• Task goal: Can you transcribe every line exactly and leave the pictures behind?

--- Start Records for the exercise ---

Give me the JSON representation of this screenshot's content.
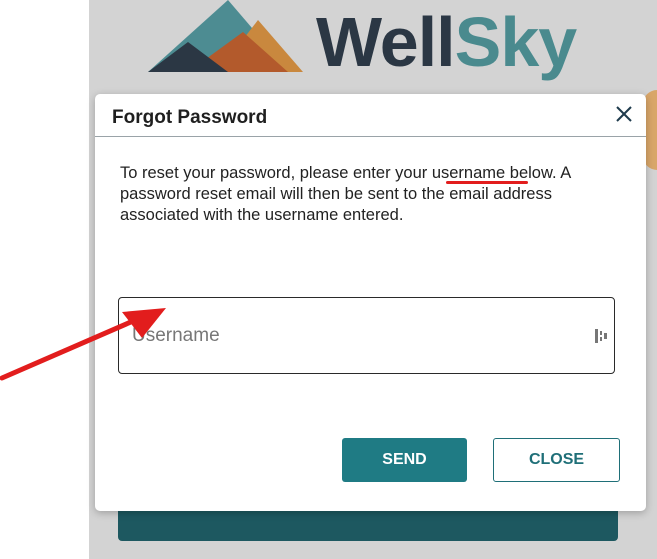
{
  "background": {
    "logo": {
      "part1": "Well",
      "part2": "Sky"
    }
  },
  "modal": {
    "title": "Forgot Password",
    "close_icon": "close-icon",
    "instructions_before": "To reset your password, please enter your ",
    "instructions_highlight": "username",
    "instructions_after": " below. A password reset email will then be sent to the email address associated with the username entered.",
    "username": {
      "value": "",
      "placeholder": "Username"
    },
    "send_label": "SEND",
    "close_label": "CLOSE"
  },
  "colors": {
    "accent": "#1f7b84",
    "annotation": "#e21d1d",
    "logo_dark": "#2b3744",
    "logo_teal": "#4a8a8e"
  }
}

--- End Records for the exercise ---

• Exercise output:
Give me the JSON representation of this screenshot's content.
{
  "background": {
    "logo": {
      "part1": "Well",
      "part2": "Sky"
    }
  },
  "modal": {
    "title": "Forgot Password",
    "close_icon": "close-icon",
    "instructions_before": "To reset your password, please enter your ",
    "instructions_highlight": "username",
    "instructions_after": " below. A password reset email will then be sent to the email address associated with the username entered.",
    "username": {
      "value": "",
      "placeholder": "Username"
    },
    "send_label": "SEND",
    "close_label": "CLOSE"
  },
  "colors": {
    "accent": "#1f7b84",
    "annotation": "#e21d1d",
    "logo_dark": "#2b3744",
    "logo_teal": "#4a8a8e"
  }
}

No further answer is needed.